[Stored records]
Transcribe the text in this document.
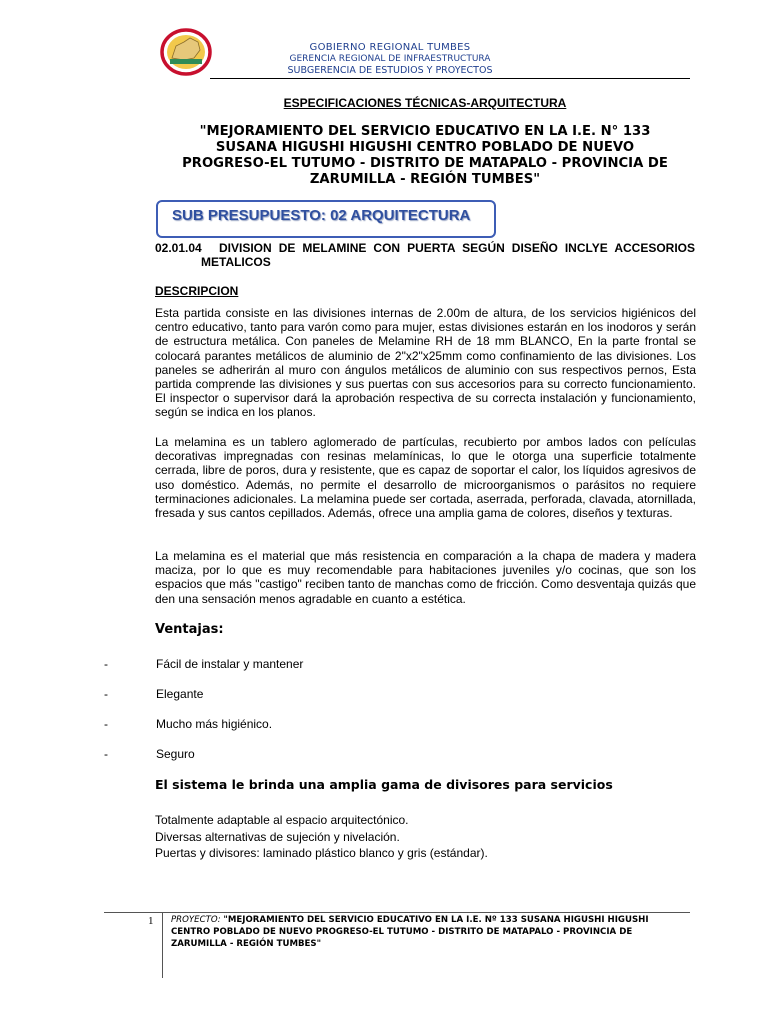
GOBIERNO REGIONAL TUMBES
GERENCIA REGIONAL DE INFRAESTRUCTURA
SUBGERENCIA DE ESTUDIOS Y PROYECTOS
ESPECIFICACIONES TÉCNICAS-ARQUITECTURA
"MEJORAMIENTO DEL SERVICIO EDUCATIVO EN LA I.E. N° 133
SUSANA HIGUSHI HIGUSHI CENTRO POBLADO DE NUEVO
PROGRESO-EL TUTUMO - DISTRITO DE MATAPALO - PROVINCIA DE
ZARUMILLA - REGIÓN TUMBES"
SUB PRESUPUESTO: 02 ARQUITECTURA
02.01.04 DIVISION DE MELAMINE CON PUERTA SEGÚN DISEÑO INCLYE ACCESORIOS
METALICOS
DESCRIPCION
Esta partida consiste en las divisiones internas de 2.00m de altura, de los servicios higiénicos del centro educativo, tanto para varón como para mujer, estas divisiones estarán en los inodoros y serán de estructura metálica. Con paneles de Melamine RH de 18 mm BLANCO, En la parte frontal se colocará parantes metálicos de aluminio de 2"x2"x25mm como confinamiento de las divisiones. Los paneles se adherirán al muro con ángulos metálicos de aluminio con sus respectivos pernos, Esta partida comprende las divisiones y sus puertas con sus accesorios para su correcto funcionamiento. El inspector o supervisor dará la aprobación respectiva de su correcta instalación y funcionamiento, según se indica en los planos.
La melamina es un tablero aglomerado de partículas, recubierto por ambos lados con películas decorativas impregnadas con resinas melamínicas, lo que le otorga una superficie totalmente cerrada, libre de poros, dura y resistente, que es capaz de soportar el calor, los líquidos agresivos de uso doméstico. Además, no permite el desarrollo de microorganismos o parásitos no requiere terminaciones adicionales. La melamina puede ser cortada, aserrada, perforada, clavada, atornillada, fresada y sus cantos cepillados. Además, ofrece una amplia gama de colores, diseños y texturas.
La melamina es el material que más resistencia en comparación a la chapa de madera y madera maciza, por lo que es muy recomendable para habitaciones juveniles y/o cocinas, que son los espacios que más "castigo" reciben tanto de manchas como de fricción. Como desventaja quizás que den una sensación menos agradable en cuanto a estética.
Ventajas:
-	Fácil de instalar y mantener
-	Elegante
-	Mucho más higiénico.
-	Seguro
El sistema le brinda una amplia gama de divisores para servicios
Totalmente adaptable al espacio arquitectónico.
Diversas alternativas de sujeción y nivelación.
Puertas y divisores: laminado plástico blanco y gris (estándar).
1 PROYECTO: "MEJORAMIENTO DEL SERVICIO EDUCATIVO EN LA I.E. Nº 133 SUSANA HIGUSHI HIGUSHI CENTRO POBLADO DE NUEVO PROGRESO-EL TUTUMO - DISTRITO DE MATAPALO - PROVINCIA DE ZARUMILLA - REGIÓN TUMBES"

● **Job**
Find all the lines containing "servicios" in the material, then copy them.

● **Result of this exercise**
Esta partida consiste en las divisiones internas de 2.00m de altura, de los servicios higiénicos del centro educativo, tanto para varón como para mujer, estas divisiones estarán en los inodoros y serán de estructura metálica. Con paneles de Melamine RH de 18 mm BLANCO, En la parte frontal se colocará parantes metálicos de aluminio de 2"x2"x25mm como confinamiento de las divisiones. Los paneles se adherirán al muro con ángulos metálicos de aluminio con sus respectivos pernos, Esta partida comprende las divisiones y sus puertas con sus accesorios para su correcto funcionamiento. El inspector o supervisor dará la aprobación respectiva de su correcta instalación y funcionamiento, según se indica en los planos.
El sistema le brinda una amplia gama de divisores para servicios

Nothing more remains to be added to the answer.